Dataset excerpts ::
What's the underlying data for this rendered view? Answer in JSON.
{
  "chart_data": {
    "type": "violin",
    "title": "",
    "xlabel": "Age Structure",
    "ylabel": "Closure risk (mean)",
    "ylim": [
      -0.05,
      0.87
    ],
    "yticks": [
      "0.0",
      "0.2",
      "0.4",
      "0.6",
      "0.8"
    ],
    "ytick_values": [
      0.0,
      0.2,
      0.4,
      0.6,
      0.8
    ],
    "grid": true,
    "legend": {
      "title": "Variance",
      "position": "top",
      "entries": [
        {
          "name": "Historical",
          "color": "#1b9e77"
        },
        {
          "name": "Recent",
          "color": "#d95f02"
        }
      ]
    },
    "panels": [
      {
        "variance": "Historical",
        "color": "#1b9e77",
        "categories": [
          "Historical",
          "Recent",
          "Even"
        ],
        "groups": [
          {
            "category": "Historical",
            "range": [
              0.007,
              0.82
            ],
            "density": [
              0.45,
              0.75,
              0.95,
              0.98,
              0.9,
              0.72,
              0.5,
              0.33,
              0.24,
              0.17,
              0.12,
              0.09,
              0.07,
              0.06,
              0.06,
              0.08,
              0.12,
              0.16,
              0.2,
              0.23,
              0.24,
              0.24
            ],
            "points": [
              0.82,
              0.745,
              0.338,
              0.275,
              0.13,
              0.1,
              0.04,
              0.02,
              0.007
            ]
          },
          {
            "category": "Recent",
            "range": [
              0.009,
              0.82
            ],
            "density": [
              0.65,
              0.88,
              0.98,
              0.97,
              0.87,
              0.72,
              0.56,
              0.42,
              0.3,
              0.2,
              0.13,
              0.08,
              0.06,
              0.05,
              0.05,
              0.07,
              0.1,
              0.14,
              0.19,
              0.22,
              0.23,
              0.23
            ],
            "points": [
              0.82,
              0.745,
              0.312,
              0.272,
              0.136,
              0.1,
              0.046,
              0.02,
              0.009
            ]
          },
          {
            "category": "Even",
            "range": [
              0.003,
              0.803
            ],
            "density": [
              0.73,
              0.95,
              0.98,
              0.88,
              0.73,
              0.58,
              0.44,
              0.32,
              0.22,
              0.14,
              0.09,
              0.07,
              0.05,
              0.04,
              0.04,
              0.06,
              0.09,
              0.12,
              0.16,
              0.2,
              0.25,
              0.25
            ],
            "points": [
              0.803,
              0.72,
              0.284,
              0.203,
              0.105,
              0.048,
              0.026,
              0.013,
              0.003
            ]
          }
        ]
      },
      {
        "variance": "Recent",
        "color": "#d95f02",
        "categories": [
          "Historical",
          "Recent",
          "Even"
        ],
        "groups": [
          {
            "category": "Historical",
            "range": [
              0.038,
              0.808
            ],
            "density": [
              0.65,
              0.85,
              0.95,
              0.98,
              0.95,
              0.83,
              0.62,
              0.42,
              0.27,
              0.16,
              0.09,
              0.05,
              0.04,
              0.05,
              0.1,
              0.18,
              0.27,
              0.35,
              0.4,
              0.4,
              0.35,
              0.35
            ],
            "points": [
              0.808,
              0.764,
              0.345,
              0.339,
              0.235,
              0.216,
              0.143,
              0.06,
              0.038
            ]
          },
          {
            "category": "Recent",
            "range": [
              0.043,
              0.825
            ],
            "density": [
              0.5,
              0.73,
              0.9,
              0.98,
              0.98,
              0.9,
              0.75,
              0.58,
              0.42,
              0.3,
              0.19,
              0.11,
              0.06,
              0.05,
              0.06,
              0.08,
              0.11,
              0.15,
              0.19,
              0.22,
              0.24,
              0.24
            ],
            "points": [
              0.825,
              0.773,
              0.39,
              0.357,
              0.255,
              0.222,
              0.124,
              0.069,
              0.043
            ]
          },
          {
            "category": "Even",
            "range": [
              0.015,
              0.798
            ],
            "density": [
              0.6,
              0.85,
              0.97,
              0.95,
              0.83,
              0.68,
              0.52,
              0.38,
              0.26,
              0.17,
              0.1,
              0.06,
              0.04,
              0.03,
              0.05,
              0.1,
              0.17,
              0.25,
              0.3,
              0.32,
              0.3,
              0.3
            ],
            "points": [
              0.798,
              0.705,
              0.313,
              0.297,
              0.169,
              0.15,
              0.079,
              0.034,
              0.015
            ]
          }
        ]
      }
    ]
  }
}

What the exercise asks ::
Nothing should be changed: write out all of the data as is.

Finished exercise ::
What's the underlying data for this rendered view? Answer in JSON.
{
  "chart_data": {
    "type": "violin",
    "title": "",
    "xlabel": "Age Structure",
    "ylabel": "Closure risk (mean)",
    "ylim": [
      -0.05,
      0.87
    ],
    "yticks": [
      "0.0",
      "0.2",
      "0.4",
      "0.6",
      "0.8"
    ],
    "ytick_values": [
      0.0,
      0.2,
      0.4,
      0.6,
      0.8
    ],
    "grid": true,
    "legend": {
      "title": "Variance",
      "position": "top",
      "entries": [
        {
          "name": "Historical",
          "color": "#1b9e77"
        },
        {
          "name": "Recent",
          "color": "#d95f02"
        }
      ]
    },
    "panels": [
      {
        "variance": "Historical",
        "color": "#1b9e77",
        "categories": [
          "Historical",
          "Recent",
          "Even"
        ],
        "groups": [
          {
            "category": "Historical",
            "range": [
              0.007,
              0.82
            ],
            "density": [
              0.45,
              0.75,
              0.95,
              0.98,
              0.9,
              0.72,
              0.5,
              0.33,
              0.24,
              0.17,
              0.12,
              0.09,
              0.07,
              0.06,
              0.06,
              0.08,
              0.12,
              0.16,
              0.2,
              0.23,
              0.24,
              0.24
            ],
            "points": [
              0.82,
              0.745,
              0.338,
              0.275,
              0.13,
              0.1,
              0.04,
              0.02,
              0.007
            ]
          },
          {
            "category": "Recent",
            "range": [
              0.009,
              0.82
            ],
            "density": [
              0.65,
              0.88,
              0.98,
              0.97,
              0.87,
              0.72,
              0.56,
              0.42,
              0.3,
              0.2,
              0.13,
              0.08,
              0.06,
              0.05,
              0.05,
              0.07,
              0.1,
              0.14,
              0.19,
              0.22,
              0.23,
              0.23
            ],
            "points": [
              0.82,
              0.745,
              0.312,
              0.272,
              0.136,
              0.1,
              0.046,
              0.02,
              0.009
            ]
          },
          {
            "category": "Even",
            "range": [
              0.003,
              0.803
            ],
            "density": [
              0.73,
              0.95,
              0.98,
              0.88,
              0.73,
              0.58,
              0.44,
              0.32,
              0.22,
              0.14,
              0.09,
              0.07,
              0.05,
              0.04,
              0.04,
              0.06,
              0.09,
              0.12,
              0.16,
              0.2,
              0.25,
              0.25
            ],
            "points": [
              0.803,
              0.72,
              0.284,
              0.203,
              0.105,
              0.048,
              0.026,
              0.013,
              0.003
            ]
          }
        ]
      },
      {
        "variance": "Recent",
        "color": "#d95f02",
        "categories": [
          "Historical",
          "Recent",
          "Even"
        ],
        "groups": [
          {
            "category": "Historical",
            "range": [
              0.038,
              0.808
            ],
            "density": [
              0.65,
              0.85,
              0.95,
              0.98,
              0.95,
              0.83,
              0.62,
              0.42,
              0.27,
              0.16,
              0.09,
              0.05,
              0.04,
              0.05,
              0.1,
              0.18,
              0.27,
              0.35,
              0.4,
              0.4,
              0.35,
              0.35
            ],
            "points": [
              0.808,
              0.764,
              0.345,
              0.339,
              0.235,
              0.216,
              0.143,
              0.06,
              0.038
            ]
          },
          {
            "category": "Recent",
            "range": [
              0.043,
              0.825
            ],
            "density": [
              0.5,
              0.73,
              0.9,
              0.98,
              0.98,
              0.9,
              0.75,
              0.58,
              0.42,
              0.3,
              0.19,
              0.11,
              0.06,
              0.05,
              0.06,
              0.08,
              0.11,
              0.15,
              0.19,
              0.22,
              0.24,
              0.24
            ],
            "points": [
              0.825,
              0.773,
              0.39,
              0.357,
              0.255,
              0.222,
              0.124,
              0.069,
              0.043
            ]
          },
          {
            "category": "Even",
            "range": [
              0.015,
              0.798
            ],
            "density": [
              0.6,
              0.85,
              0.97,
              0.95,
              0.83,
              0.68,
              0.52,
              0.38,
              0.26,
              0.17,
              0.1,
              0.06,
              0.04,
              0.03,
              0.05,
              0.1,
              0.17,
              0.25,
              0.3,
              0.32,
              0.3,
              0.3
            ],
            "points": [
              0.798,
              0.705,
              0.313,
              0.297,
              0.169,
              0.15,
              0.079,
              0.034,
              0.015
            ]
          }
        ]
      }
    ]
  }
}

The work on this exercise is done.